Search the data below for the string "minutes". Extract every line that contains it.
- - - -
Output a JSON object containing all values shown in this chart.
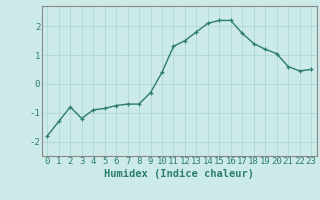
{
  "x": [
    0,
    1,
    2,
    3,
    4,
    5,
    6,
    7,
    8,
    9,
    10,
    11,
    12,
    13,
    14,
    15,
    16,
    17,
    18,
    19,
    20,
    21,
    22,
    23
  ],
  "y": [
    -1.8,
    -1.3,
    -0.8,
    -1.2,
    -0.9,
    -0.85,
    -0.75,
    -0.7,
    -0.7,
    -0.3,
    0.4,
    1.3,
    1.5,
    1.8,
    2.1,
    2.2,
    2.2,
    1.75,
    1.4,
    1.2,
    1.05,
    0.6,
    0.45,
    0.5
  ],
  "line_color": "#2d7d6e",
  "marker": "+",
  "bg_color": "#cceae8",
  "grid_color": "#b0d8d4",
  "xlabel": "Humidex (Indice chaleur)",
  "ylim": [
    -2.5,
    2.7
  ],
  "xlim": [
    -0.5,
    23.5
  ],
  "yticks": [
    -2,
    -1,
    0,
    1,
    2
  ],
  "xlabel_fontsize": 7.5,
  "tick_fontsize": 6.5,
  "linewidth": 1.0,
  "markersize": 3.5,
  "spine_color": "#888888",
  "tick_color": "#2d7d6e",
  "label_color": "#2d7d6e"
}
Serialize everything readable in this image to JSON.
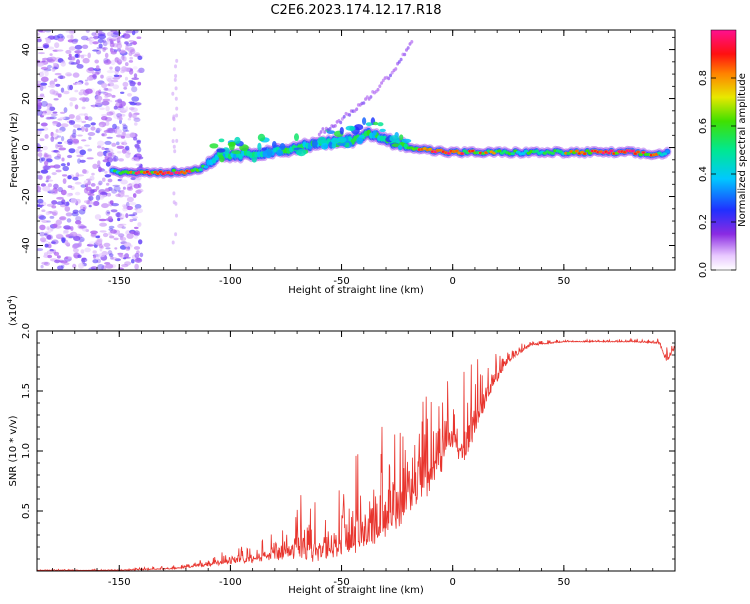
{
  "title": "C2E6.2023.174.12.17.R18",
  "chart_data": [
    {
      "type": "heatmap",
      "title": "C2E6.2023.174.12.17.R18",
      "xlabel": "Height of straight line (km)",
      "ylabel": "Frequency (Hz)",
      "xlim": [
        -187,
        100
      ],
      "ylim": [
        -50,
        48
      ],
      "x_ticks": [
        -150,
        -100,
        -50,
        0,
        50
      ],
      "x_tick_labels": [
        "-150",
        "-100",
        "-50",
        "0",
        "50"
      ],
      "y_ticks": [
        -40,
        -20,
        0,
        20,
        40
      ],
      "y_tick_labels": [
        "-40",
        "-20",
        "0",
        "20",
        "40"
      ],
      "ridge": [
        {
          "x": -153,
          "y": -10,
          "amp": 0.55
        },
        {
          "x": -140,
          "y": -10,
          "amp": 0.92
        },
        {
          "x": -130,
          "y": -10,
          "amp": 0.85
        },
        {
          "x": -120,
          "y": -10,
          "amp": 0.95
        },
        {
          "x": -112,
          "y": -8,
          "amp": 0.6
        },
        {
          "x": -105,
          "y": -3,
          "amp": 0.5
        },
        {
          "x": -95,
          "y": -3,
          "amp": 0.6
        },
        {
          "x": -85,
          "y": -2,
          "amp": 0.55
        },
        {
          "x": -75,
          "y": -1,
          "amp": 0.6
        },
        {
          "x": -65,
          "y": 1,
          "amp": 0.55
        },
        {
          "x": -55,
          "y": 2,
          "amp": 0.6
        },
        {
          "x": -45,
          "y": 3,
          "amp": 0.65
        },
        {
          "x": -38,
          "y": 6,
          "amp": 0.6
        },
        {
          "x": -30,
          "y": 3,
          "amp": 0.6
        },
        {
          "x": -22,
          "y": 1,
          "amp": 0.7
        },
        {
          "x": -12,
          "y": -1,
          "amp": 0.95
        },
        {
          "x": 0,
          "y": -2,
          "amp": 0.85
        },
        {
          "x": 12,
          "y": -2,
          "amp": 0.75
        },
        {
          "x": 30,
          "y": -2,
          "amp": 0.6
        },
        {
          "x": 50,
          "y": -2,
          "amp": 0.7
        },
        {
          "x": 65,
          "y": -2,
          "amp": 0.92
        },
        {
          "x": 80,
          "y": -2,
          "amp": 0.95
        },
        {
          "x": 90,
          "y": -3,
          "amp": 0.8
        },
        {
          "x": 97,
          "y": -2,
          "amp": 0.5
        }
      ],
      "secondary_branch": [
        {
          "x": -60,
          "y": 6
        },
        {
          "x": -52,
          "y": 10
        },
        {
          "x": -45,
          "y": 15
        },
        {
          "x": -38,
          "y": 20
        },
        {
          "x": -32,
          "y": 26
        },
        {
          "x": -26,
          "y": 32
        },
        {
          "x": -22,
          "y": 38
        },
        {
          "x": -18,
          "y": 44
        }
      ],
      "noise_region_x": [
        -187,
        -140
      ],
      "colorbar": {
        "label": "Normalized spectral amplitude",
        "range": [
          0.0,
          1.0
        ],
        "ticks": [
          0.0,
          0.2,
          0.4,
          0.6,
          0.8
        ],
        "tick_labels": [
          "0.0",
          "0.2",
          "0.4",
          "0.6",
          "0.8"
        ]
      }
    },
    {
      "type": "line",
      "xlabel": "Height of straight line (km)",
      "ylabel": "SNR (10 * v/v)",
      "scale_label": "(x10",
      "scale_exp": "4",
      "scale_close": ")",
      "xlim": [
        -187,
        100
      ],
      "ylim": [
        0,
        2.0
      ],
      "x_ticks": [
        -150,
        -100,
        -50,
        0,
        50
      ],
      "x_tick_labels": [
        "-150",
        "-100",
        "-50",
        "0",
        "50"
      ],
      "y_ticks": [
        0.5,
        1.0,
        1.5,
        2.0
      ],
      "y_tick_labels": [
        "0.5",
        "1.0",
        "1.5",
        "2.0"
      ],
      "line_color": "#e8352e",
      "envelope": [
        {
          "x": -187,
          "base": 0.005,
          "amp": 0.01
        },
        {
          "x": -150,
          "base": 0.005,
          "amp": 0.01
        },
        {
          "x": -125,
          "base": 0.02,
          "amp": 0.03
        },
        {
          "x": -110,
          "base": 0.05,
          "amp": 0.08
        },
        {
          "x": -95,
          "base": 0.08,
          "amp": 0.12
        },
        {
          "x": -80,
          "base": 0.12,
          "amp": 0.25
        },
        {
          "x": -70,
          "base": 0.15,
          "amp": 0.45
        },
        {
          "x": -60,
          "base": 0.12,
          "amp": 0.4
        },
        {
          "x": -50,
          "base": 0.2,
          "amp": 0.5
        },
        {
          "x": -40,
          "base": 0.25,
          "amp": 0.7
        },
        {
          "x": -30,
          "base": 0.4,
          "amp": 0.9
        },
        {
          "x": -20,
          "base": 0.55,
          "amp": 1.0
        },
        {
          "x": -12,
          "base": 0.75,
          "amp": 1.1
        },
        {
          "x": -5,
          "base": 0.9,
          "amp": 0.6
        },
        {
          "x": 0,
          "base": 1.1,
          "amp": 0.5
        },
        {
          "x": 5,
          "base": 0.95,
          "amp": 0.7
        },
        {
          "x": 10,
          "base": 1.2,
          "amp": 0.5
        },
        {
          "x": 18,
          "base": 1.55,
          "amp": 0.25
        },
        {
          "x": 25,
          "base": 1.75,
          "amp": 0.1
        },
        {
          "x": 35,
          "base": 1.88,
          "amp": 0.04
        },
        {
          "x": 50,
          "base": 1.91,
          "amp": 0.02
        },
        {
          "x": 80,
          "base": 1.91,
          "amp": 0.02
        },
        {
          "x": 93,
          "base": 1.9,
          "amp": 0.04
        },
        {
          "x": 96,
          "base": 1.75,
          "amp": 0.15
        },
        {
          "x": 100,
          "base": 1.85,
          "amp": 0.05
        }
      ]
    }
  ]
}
- - - -
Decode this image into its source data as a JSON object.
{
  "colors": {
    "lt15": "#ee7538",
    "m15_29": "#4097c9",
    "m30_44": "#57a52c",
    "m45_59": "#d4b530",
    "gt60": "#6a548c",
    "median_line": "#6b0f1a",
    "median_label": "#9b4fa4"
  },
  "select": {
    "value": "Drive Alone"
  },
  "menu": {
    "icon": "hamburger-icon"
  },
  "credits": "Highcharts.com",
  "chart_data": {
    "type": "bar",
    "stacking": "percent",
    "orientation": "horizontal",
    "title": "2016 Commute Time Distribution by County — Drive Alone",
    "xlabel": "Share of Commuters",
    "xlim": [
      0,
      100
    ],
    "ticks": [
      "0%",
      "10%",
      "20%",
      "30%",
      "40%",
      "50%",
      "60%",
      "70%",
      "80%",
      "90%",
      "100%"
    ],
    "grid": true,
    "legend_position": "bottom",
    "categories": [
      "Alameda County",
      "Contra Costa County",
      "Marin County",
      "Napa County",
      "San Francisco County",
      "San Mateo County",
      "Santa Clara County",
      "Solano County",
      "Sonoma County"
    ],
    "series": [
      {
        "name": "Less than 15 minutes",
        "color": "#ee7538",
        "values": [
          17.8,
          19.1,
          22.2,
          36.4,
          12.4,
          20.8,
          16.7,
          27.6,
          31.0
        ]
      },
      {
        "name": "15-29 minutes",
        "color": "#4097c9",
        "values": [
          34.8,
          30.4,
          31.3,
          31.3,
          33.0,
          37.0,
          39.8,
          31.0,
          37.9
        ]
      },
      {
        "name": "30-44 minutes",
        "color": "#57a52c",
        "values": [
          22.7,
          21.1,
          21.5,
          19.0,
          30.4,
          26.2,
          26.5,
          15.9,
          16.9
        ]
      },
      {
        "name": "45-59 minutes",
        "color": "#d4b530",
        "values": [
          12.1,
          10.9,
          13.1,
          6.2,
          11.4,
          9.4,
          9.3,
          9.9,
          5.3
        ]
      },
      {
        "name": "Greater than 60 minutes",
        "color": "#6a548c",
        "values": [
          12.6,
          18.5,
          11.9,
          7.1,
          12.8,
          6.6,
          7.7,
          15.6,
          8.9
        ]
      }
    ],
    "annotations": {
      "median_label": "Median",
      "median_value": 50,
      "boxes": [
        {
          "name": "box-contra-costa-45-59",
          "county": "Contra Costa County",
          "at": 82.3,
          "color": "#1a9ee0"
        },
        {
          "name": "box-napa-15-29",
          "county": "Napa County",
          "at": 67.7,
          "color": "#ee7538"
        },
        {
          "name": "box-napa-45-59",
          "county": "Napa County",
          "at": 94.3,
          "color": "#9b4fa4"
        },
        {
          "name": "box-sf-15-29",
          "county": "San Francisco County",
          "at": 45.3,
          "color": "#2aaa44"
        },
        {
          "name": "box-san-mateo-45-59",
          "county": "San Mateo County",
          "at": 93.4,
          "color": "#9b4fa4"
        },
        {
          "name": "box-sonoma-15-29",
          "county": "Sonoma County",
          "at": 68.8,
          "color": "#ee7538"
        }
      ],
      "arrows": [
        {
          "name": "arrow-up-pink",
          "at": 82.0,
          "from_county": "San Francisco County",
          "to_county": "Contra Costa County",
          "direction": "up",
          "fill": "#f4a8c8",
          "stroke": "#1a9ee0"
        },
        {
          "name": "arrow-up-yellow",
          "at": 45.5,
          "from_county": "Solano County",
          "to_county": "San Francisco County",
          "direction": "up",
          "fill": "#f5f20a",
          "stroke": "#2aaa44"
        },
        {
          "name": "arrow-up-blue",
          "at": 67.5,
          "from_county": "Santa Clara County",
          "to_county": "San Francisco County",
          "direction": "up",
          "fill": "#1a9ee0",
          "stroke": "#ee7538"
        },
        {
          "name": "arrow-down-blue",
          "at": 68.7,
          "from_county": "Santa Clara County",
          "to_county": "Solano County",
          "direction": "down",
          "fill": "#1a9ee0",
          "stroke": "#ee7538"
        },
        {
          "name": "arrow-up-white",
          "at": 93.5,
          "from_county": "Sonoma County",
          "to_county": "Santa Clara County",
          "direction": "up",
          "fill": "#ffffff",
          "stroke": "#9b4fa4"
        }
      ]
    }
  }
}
- - - -
• [Answer to this exercise]:
        "name": "Less than 15 minutes",
        "name": "15-29 minutes",
        "name": "30-44 minutes",
        "name": "45-59 minutes",
        "name": "Greater than 60 minutes",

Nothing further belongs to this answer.